(EXERCISE DIRECTIONS): Repeat exactly the lines from the line containing "Give me the" to the last line of the listing, including both.

== TASK MATERIAL

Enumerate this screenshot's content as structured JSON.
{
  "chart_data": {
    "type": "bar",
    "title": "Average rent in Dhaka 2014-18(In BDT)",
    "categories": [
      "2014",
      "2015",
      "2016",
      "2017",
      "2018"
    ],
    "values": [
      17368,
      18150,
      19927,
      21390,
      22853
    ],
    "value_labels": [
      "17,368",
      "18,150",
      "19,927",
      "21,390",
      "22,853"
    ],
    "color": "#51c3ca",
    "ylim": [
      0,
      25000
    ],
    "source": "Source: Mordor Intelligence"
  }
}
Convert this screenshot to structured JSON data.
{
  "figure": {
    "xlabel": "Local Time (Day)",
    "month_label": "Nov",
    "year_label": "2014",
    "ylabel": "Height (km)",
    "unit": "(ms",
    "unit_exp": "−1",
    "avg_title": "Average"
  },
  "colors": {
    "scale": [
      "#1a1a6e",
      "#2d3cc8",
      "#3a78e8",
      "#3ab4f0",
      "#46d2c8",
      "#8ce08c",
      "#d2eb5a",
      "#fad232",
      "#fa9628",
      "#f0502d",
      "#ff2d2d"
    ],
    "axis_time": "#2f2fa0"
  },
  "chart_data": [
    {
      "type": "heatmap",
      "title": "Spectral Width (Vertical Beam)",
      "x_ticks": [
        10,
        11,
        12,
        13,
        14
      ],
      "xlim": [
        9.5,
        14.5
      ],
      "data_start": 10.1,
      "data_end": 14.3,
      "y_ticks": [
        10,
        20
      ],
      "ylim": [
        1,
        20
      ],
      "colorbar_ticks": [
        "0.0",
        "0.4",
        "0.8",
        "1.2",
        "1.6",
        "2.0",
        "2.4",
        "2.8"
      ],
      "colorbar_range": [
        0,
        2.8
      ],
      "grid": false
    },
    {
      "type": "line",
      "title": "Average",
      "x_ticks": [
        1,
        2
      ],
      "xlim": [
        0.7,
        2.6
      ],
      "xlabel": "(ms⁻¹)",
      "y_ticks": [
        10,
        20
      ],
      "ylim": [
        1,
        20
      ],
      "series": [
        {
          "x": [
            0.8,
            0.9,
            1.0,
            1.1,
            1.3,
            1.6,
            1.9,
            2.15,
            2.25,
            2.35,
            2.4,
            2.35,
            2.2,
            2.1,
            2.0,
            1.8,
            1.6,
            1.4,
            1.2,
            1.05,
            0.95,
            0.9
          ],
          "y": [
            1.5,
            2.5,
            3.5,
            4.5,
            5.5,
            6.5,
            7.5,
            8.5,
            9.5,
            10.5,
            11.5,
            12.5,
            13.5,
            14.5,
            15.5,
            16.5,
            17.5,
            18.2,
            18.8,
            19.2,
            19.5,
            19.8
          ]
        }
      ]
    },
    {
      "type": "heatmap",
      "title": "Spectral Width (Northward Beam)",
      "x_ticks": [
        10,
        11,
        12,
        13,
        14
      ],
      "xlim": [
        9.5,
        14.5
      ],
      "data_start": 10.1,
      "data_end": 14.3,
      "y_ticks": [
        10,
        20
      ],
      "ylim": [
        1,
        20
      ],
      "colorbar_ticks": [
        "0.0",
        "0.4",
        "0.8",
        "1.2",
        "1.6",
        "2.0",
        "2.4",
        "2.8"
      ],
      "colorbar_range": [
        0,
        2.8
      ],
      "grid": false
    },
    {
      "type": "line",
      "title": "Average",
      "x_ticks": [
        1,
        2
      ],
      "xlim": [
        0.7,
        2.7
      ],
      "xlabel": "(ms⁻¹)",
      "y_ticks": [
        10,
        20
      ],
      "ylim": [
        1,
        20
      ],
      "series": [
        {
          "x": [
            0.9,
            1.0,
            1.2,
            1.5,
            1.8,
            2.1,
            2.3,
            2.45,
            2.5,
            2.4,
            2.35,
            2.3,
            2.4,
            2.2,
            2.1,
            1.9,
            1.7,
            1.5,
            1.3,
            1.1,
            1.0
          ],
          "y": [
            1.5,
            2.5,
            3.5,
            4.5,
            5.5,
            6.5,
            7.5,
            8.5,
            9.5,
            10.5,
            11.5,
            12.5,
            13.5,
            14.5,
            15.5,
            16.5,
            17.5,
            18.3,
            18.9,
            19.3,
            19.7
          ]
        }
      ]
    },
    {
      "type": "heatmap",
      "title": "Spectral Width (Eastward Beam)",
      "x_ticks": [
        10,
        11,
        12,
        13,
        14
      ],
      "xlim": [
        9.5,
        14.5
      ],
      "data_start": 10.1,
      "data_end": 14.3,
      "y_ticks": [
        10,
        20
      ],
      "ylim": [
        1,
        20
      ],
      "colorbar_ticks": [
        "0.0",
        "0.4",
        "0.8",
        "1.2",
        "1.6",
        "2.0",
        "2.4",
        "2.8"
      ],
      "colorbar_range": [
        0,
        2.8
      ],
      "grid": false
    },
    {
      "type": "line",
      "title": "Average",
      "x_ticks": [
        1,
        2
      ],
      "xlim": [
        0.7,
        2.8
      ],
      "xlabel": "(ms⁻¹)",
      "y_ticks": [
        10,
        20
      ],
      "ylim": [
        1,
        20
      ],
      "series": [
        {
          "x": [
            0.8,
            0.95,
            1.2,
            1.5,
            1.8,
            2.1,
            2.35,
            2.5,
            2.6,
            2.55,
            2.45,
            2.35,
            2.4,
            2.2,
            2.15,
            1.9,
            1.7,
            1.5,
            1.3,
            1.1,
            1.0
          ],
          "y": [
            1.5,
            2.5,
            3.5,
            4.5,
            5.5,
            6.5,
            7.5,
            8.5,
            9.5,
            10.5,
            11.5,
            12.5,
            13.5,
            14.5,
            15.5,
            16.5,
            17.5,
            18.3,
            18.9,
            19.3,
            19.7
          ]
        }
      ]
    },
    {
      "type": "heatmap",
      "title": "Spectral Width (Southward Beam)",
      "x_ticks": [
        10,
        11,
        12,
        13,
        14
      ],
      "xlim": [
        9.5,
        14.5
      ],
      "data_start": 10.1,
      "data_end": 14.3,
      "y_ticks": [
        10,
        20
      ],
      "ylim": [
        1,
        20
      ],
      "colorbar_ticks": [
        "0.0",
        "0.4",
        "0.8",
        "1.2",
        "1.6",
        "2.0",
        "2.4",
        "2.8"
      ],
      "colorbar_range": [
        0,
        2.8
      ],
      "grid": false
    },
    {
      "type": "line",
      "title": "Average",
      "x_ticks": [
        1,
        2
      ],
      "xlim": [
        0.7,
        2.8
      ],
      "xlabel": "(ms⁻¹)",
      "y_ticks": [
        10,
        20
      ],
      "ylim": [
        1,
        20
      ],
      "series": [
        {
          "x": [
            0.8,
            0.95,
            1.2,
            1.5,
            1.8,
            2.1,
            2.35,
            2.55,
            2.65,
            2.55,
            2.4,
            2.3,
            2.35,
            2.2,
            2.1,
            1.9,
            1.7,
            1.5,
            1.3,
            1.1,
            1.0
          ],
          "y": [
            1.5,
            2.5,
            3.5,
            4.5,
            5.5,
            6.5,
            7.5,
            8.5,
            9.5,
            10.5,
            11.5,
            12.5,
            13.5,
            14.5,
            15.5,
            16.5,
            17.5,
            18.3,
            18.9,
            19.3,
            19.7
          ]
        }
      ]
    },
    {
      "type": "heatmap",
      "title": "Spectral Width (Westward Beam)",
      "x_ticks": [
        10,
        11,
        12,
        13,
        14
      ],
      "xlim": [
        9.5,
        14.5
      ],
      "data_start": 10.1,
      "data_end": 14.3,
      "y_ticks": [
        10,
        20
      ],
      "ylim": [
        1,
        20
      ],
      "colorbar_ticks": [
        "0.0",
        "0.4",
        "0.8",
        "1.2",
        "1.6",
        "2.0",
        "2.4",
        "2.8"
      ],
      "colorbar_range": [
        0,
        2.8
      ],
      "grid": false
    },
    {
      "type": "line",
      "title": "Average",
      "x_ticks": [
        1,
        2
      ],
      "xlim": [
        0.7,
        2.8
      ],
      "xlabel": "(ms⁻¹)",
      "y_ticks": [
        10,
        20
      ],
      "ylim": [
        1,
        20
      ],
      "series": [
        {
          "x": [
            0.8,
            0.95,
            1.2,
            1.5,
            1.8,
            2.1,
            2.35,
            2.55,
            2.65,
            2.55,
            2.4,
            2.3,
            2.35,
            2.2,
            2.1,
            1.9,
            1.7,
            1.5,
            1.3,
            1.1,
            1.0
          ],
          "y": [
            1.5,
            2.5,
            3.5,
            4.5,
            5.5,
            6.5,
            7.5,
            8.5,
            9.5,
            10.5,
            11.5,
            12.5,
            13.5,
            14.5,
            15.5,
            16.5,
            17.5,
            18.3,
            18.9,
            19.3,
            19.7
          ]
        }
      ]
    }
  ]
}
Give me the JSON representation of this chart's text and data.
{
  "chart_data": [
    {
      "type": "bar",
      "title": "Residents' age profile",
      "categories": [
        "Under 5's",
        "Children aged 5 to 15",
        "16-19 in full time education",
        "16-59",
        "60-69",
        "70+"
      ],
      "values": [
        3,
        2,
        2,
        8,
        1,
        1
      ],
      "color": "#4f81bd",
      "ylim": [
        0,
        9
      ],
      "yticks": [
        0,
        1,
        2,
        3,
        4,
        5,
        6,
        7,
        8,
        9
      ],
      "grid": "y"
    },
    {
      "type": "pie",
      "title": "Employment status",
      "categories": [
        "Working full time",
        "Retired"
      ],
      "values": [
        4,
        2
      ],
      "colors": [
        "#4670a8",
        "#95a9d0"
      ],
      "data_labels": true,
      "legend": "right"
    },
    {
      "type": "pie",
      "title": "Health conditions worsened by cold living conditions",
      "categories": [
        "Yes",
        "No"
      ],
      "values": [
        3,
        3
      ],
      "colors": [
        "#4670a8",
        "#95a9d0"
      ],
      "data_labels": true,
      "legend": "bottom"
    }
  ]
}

====

(FULL ANSWER):
Give me the JSON representation of this chart's text and data.
{
  "chart_data": [
    {
      "type": "bar",
      "title": "Residents' age profile",
      "categories": [
        "Under 5's",
        "Children aged 5 to 15",
        "16-19 in full time education",
        "16-59",
        "60-69",
        "70+"
      ],
      "values": [
        3,
        2,
        2,
        8,
        1,
        1
      ],
      "color": "#4f81bd",
      "ylim": [
        0,
        9
      ],
      "yticks": [
        0,
        1,
        2,
        3,
        4,
        5,
        6,
        7,
        8,
        9
      ],
      "grid": "y"
    },
    {
      "type": "pie",
      "title": "Employment status",
      "categories": [
        "Working full time",
        "Retired"
      ],
      "values": [
        4,
        2
      ],
      "colors": [
        "#4670a8",
        "#95a9d0"
      ],
      "data_labels": true,
      "legend": "right"
    },
    {
      "type": "pie",
      "title": "Health conditions worsened by cold living conditions",
      "categories": [
        "Yes",
        "No"
      ],
      "values": [
        3,
        3
      ],
      "colors": [
        "#4670a8",
        "#95a9d0"
      ],
      "data_labels": true,
      "legend": "bottom"
    }
  ]
}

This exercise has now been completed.